» **Data excerpts**

>> START

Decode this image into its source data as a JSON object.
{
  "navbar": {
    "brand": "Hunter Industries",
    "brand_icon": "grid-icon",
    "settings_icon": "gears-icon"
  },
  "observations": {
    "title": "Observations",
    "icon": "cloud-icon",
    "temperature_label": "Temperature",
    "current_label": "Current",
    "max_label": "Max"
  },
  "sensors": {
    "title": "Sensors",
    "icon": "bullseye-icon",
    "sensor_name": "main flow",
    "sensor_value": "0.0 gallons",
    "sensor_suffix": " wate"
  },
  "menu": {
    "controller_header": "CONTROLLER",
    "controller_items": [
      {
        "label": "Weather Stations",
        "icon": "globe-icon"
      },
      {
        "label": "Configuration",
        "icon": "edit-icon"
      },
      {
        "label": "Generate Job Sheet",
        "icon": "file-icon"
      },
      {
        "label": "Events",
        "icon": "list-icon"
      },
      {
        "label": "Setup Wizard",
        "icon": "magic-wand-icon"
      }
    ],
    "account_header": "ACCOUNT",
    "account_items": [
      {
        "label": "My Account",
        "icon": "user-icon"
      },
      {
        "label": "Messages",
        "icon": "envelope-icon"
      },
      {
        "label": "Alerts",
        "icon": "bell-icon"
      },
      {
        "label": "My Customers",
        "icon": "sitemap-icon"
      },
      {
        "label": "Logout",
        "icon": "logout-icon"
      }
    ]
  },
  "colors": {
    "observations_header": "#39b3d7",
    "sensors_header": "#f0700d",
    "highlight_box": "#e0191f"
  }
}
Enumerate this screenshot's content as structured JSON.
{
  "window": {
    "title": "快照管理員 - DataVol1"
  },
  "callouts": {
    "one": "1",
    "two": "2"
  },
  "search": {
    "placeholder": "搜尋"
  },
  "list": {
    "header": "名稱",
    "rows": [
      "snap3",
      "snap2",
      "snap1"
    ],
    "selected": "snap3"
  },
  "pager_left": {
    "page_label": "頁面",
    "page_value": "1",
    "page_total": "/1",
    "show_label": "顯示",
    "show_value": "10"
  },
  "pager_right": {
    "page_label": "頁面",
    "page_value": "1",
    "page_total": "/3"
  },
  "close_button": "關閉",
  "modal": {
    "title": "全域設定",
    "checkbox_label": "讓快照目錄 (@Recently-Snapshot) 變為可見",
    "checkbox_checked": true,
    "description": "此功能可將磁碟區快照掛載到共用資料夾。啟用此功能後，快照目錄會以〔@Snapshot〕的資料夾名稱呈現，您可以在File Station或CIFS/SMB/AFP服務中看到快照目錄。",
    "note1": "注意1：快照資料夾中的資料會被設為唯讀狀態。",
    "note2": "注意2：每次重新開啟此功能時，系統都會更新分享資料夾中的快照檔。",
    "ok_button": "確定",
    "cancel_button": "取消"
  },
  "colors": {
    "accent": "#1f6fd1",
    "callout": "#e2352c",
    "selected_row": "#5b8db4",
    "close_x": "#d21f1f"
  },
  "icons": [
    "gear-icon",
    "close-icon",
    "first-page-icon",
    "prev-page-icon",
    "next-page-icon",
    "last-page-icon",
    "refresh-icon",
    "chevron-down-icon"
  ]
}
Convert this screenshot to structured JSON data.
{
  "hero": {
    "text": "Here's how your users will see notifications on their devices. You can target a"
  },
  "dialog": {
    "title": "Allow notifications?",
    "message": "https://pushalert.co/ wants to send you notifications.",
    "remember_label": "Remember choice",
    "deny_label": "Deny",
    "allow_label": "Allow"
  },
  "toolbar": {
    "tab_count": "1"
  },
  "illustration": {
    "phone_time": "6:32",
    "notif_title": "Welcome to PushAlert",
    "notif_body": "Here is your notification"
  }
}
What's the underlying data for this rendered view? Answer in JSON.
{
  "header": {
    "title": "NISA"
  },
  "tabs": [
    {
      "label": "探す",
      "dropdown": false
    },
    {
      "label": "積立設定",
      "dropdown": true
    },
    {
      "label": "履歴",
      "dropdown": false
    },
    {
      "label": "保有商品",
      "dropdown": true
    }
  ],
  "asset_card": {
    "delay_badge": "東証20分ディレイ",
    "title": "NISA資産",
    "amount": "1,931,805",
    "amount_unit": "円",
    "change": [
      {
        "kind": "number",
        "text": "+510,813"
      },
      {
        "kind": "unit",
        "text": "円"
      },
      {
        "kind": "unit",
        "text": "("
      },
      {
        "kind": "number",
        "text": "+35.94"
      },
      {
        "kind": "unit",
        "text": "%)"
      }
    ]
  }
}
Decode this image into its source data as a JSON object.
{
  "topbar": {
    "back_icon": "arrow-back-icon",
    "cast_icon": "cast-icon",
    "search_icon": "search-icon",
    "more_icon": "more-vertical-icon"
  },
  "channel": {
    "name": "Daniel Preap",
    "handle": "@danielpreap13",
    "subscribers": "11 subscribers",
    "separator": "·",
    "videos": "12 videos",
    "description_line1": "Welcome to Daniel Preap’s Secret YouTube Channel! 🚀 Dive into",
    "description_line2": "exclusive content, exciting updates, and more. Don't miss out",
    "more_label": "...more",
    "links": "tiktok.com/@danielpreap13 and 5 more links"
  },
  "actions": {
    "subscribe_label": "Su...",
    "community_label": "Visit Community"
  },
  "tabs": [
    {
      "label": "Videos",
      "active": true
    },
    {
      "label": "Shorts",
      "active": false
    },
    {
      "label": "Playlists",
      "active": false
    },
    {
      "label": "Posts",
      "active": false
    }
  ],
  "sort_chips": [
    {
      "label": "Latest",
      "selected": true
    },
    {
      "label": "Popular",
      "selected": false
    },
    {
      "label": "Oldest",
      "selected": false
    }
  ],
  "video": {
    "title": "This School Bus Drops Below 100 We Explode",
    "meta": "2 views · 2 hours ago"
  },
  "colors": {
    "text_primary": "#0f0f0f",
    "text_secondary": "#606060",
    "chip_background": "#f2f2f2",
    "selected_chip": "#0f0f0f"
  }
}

>> END

» **TASK TO COMPLETE**
Repeat the records exactly, including every line.

» **ANSWER TO THE EXERCISE**
Decode this image into its source data as a JSON object.
{
  "navbar": {
    "brand": "Hunter Industries",
    "brand_icon": "grid-icon",
    "settings_icon": "gears-icon"
  },
  "observations": {
    "title": "Observations",
    "icon": "cloud-icon",
    "temperature_label": "Temperature",
    "current_label": "Current",
    "max_label": "Max"
  },
  "sensors": {
    "title": "Sensors",
    "icon": "bullseye-icon",
    "sensor_name": "main flow",
    "sensor_value": "0.0 gallons",
    "sensor_suffix": " wate"
  },
  "menu": {
    "controller_header": "CONTROLLER",
    "controller_items": [
      {
        "label": "Weather Stations",
        "icon": "globe-icon"
      },
      {
        "label": "Configuration",
        "icon": "edit-icon"
      },
      {
        "label": "Generate Job Sheet",
        "icon": "file-icon"
      },
      {
        "label": "Events",
        "icon": "list-icon"
      },
      {
        "label": "Setup Wizard",
        "icon": "magic-wand-icon"
      }
    ],
    "account_header": "ACCOUNT",
    "account_items": [
      {
        "label": "My Account",
        "icon": "user-icon"
      },
      {
        "label": "Messages",
        "icon": "envelope-icon"
      },
      {
        "label": "Alerts",
        "icon": "bell-icon"
      },
      {
        "label": "My Customers",
        "icon": "sitemap-icon"
      },
      {
        "label": "Logout",
        "icon": "logout-icon"
      }
    ]
  },
  "colors": {
    "observations_header": "#39b3d7",
    "sensors_header": "#f0700d",
    "highlight_box": "#e0191f"
  }
}
Enumerate this screenshot's content as structured JSON.
{
  "window": {
    "title": "快照管理員 - DataVol1"
  },
  "callouts": {
    "one": "1",
    "two": "2"
  },
  "search": {
    "placeholder": "搜尋"
  },
  "list": {
    "header": "名稱",
    "rows": [
      "snap3",
      "snap2",
      "snap1"
    ],
    "selected": "snap3"
  },
  "pager_left": {
    "page_label": "頁面",
    "page_value": "1",
    "page_total": "/1",
    "show_label": "顯示",
    "show_value": "10"
  },
  "pager_right": {
    "page_label": "頁面",
    "page_value": "1",
    "page_total": "/3"
  },
  "close_button": "關閉",
  "modal": {
    "title": "全域設定",
    "checkbox_label": "讓快照目錄 (@Recently-Snapshot) 變為可見",
    "checkbox_checked": true,
    "description": "此功能可將磁碟區快照掛載到共用資料夾。啟用此功能後，快照目錄會以〔@Snapshot〕的資料夾名稱呈現，您可以在File Station或CIFS/SMB/AFP服務中看到快照目錄。",
    "note1": "注意1：快照資料夾中的資料會被設為唯讀狀態。",
    "note2": "注意2：每次重新開啟此功能時，系統都會更新分享資料夾中的快照檔。",
    "ok_button": "確定",
    "cancel_button": "取消"
  },
  "colors": {
    "accent": "#1f6fd1",
    "callout": "#e2352c",
    "selected_row": "#5b8db4",
    "close_x": "#d21f1f"
  },
  "icons": [
    "gear-icon",
    "close-icon",
    "first-page-icon",
    "prev-page-icon",
    "next-page-icon",
    "last-page-icon",
    "refresh-icon",
    "chevron-down-icon"
  ]
}
Convert this screenshot to structured JSON data.
{
  "hero": {
    "text": "Here's how your users will see notifications on their devices. You can target a"
  },
  "dialog": {
    "title": "Allow notifications?",
    "message": "https://pushalert.co/ wants to send you notifications.",
    "remember_label": "Remember choice",
    "deny_label": "Deny",
    "allow_label": "Allow"
  },
  "toolbar": {
    "tab_count": "1"
  },
  "illustration": {
    "phone_time": "6:32",
    "notif_title": "Welcome to PushAlert",
    "notif_body": "Here is your notification"
  }
}
What's the underlying data for this rendered view? Answer in JSON.
{
  "header": {
    "title": "NISA"
  },
  "tabs": [
    {
      "label": "探す",
      "dropdown": false
    },
    {
      "label": "積立設定",
      "dropdown": true
    },
    {
      "label": "履歴",
      "dropdown": false
    },
    {
      "label": "保有商品",
      "dropdown": true
    }
  ],
  "asset_card": {
    "delay_badge": "東証20分ディレイ",
    "title": "NISA資産",
    "amount": "1,931,805",
    "amount_unit": "円",
    "change": [
      {
        "kind": "number",
        "text": "+510,813"
      },
      {
        "kind": "unit",
        "text": "円"
      },
      {
        "kind": "unit",
        "text": "("
      },
      {
        "kind": "number",
        "text": "+35.94"
      },
      {
        "kind": "unit",
        "text": "%)"
      }
    ]
  }
}
Decode this image into its source data as a JSON object.
{
  "topbar": {
    "back_icon": "arrow-back-icon",
    "cast_icon": "cast-icon",
    "search_icon": "search-icon",
    "more_icon": "more-vertical-icon"
  },
  "channel": {
    "name": "Daniel Preap",
    "handle": "@danielpreap13",
    "subscribers": "11 subscribers",
    "separator": "·",
    "videos": "12 videos",
    "description_line1": "Welcome to Daniel Preap’s Secret YouTube Channel! 🚀 Dive into",
    "description_line2": "exclusive content, exciting updates, and more. Don't miss out",
    "more_label": "...more",
    "links": "tiktok.com/@danielpreap13 and 5 more links"
  },
  "actions": {
    "subscribe_label": "Su...",
    "community_label": "Visit Community"
  },
  "tabs": [
    {
      "label": "Videos",
      "active": true
    },
    {
      "label": "Shorts",
      "active": false
    },
    {
      "label": "Playlists",
      "active": false
    },
    {
      "label": "Posts",
      "active": false
    }
  ],
  "sort_chips": [
    {
      "label": "Latest",
      "selected": true
    },
    {
      "label": "Popular",
      "selected": false
    },
    {
      "label": "Oldest",
      "selected": false
    }
  ],
  "video": {
    "title": "This School Bus Drops Below 100 We Explode",
    "meta": "2 views · 2 hours ago"
  },
  "colors": {
    "text_primary": "#0f0f0f",
    "text_secondary": "#606060",
    "chip_background": "#f2f2f2",
    "selected_chip": "#0f0f0f"
  }
}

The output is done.